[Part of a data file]
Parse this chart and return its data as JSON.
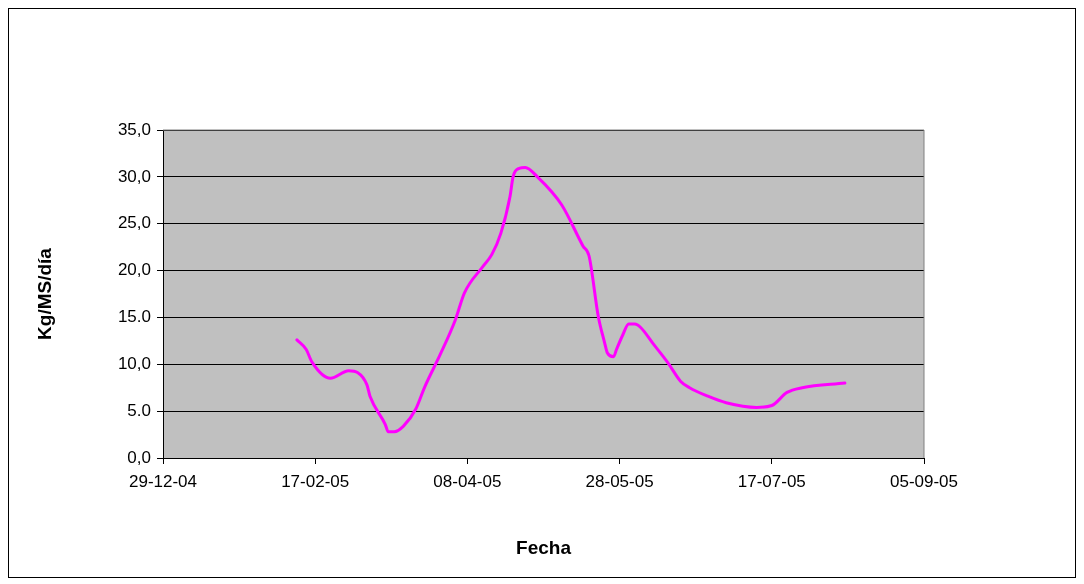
{
  "chart_data": {
    "type": "line",
    "xlabel": "Fecha",
    "ylabel": "Kg/MS/día",
    "x": [
      "2005-02-11",
      "2005-02-14",
      "2005-02-16",
      "2005-02-22",
      "2005-02-28",
      "2005-03-03",
      "2005-03-06",
      "2005-03-07",
      "2005-03-12",
      "2005-03-13",
      "2005-03-15",
      "2005-03-18",
      "2005-03-22",
      "2005-03-25",
      "2005-03-30",
      "2005-04-04",
      "2005-04-07",
      "2005-04-13",
      "2005-04-16",
      "2005-04-19",
      "2005-04-22",
      "2005-04-23",
      "2005-04-25",
      "2005-04-27",
      "2005-05-01",
      "2005-05-09",
      "2005-05-16",
      "2005-05-18",
      "2005-05-21",
      "2005-05-23",
      "2005-05-24",
      "2005-05-26",
      "2005-05-27",
      "2005-05-29",
      "2005-05-31",
      "2005-06-02",
      "2005-06-04",
      "2005-06-08",
      "2005-06-13",
      "2005-06-17",
      "2005-06-20",
      "2005-06-26",
      "2005-07-02",
      "2005-07-12",
      "2005-07-17",
      "2005-07-22",
      "2005-07-27",
      "2005-08-10"
    ],
    "series": [
      {
        "color": "#ff00ff",
        "values": [
          12.6,
          11.6,
          10.2,
          8.5,
          9.3,
          9.1,
          7.8,
          6.6,
          3.6,
          2.8,
          2.8,
          3.4,
          5.2,
          7.6,
          11.0,
          14.7,
          17.6,
          20.4,
          21.7,
          24.0,
          27.9,
          30.0,
          30.9,
          31.0,
          30.0,
          27.0,
          22.6,
          21.5,
          15.1,
          12.4,
          11.2,
          10.8,
          11.6,
          13.1,
          14.3,
          14.3,
          13.9,
          12.2,
          10.1,
          8.2,
          7.5,
          6.6,
          5.9,
          5.4,
          5.6,
          7.0,
          7.5,
          8.0
        ]
      }
    ],
    "xlim": [
      "2004-12-29",
      "2005-09-05"
    ],
    "xticks": [
      {
        "value": "2004-12-29",
        "label": "29-12-04"
      },
      {
        "value": "2005-02-17",
        "label": "17-02-05"
      },
      {
        "value": "2005-04-08",
        "label": "08-04-05"
      },
      {
        "value": "2005-05-28",
        "label": "28-05-05"
      },
      {
        "value": "2005-07-17",
        "label": "17-07-05"
      },
      {
        "value": "2005-09-05",
        "label": "05-09-05"
      }
    ],
    "ylim": [
      0,
      35
    ],
    "yticks": [
      {
        "value": 0,
        "label": "0,0"
      },
      {
        "value": 5,
        "label": "5.0"
      },
      {
        "value": 10,
        "label": "10,0"
      },
      {
        "value": 15,
        "label": "15.0"
      },
      {
        "value": 20,
        "label": "20,0"
      },
      {
        "value": 25,
        "label": "25,0"
      },
      {
        "value": 30,
        "label": "30,0"
      },
      {
        "value": 35,
        "label": "35,0"
      }
    ],
    "grid": "y",
    "legend": false,
    "marker": "none",
    "line_style": "solid"
  }
}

__Work required__.
Reproduce each line exactly as it appears, omitting the pictures.

__Correct output__.
Parse this chart and return its data as JSON.
{
  "chart_data": {
    "type": "line",
    "xlabel": "Fecha",
    "ylabel": "Kg/MS/día",
    "x": [
      "2005-02-11",
      "2005-02-14",
      "2005-02-16",
      "2005-02-22",
      "2005-02-28",
      "2005-03-03",
      "2005-03-06",
      "2005-03-07",
      "2005-03-12",
      "2005-03-13",
      "2005-03-15",
      "2005-03-18",
      "2005-03-22",
      "2005-03-25",
      "2005-03-30",
      "2005-04-04",
      "2005-04-07",
      "2005-04-13",
      "2005-04-16",
      "2005-04-19",
      "2005-04-22",
      "2005-04-23",
      "2005-04-25",
      "2005-04-27",
      "2005-05-01",
      "2005-05-09",
      "2005-05-16",
      "2005-05-18",
      "2005-05-21",
      "2005-05-23",
      "2005-05-24",
      "2005-05-26",
      "2005-05-27",
      "2005-05-29",
      "2005-05-31",
      "2005-06-02",
      "2005-06-04",
      "2005-06-08",
      "2005-06-13",
      "2005-06-17",
      "2005-06-20",
      "2005-06-26",
      "2005-07-02",
      "2005-07-12",
      "2005-07-17",
      "2005-07-22",
      "2005-07-27",
      "2005-08-10"
    ],
    "series": [
      {
        "color": "#ff00ff",
        "values": [
          12.6,
          11.6,
          10.2,
          8.5,
          9.3,
          9.1,
          7.8,
          6.6,
          3.6,
          2.8,
          2.8,
          3.4,
          5.2,
          7.6,
          11.0,
          14.7,
          17.6,
          20.4,
          21.7,
          24.0,
          27.9,
          30.0,
          30.9,
          31.0,
          30.0,
          27.0,
          22.6,
          21.5,
          15.1,
          12.4,
          11.2,
          10.8,
          11.6,
          13.1,
          14.3,
          14.3,
          13.9,
          12.2,
          10.1,
          8.2,
          7.5,
          6.6,
          5.9,
          5.4,
          5.6,
          7.0,
          7.5,
          8.0
        ]
      }
    ],
    "xlim": [
      "2004-12-29",
      "2005-09-05"
    ],
    "xticks": [
      {
        "value": "2004-12-29",
        "label": "29-12-04"
      },
      {
        "value": "2005-02-17",
        "label": "17-02-05"
      },
      {
        "value": "2005-04-08",
        "label": "08-04-05"
      },
      {
        "value": "2005-05-28",
        "label": "28-05-05"
      },
      {
        "value": "2005-07-17",
        "label": "17-07-05"
      },
      {
        "value": "2005-09-05",
        "label": "05-09-05"
      }
    ],
    "ylim": [
      0,
      35
    ],
    "yticks": [
      {
        "value": 0,
        "label": "0,0"
      },
      {
        "value": 5,
        "label": "5.0"
      },
      {
        "value": 10,
        "label": "10,0"
      },
      {
        "value": 15,
        "label": "15.0"
      },
      {
        "value": 20,
        "label": "20,0"
      },
      {
        "value": 25,
        "label": "25,0"
      },
      {
        "value": 30,
        "label": "30,0"
      },
      {
        "value": 35,
        "label": "35,0"
      }
    ],
    "grid": "y",
    "legend": false,
    "marker": "none",
    "line_style": "solid"
  }
}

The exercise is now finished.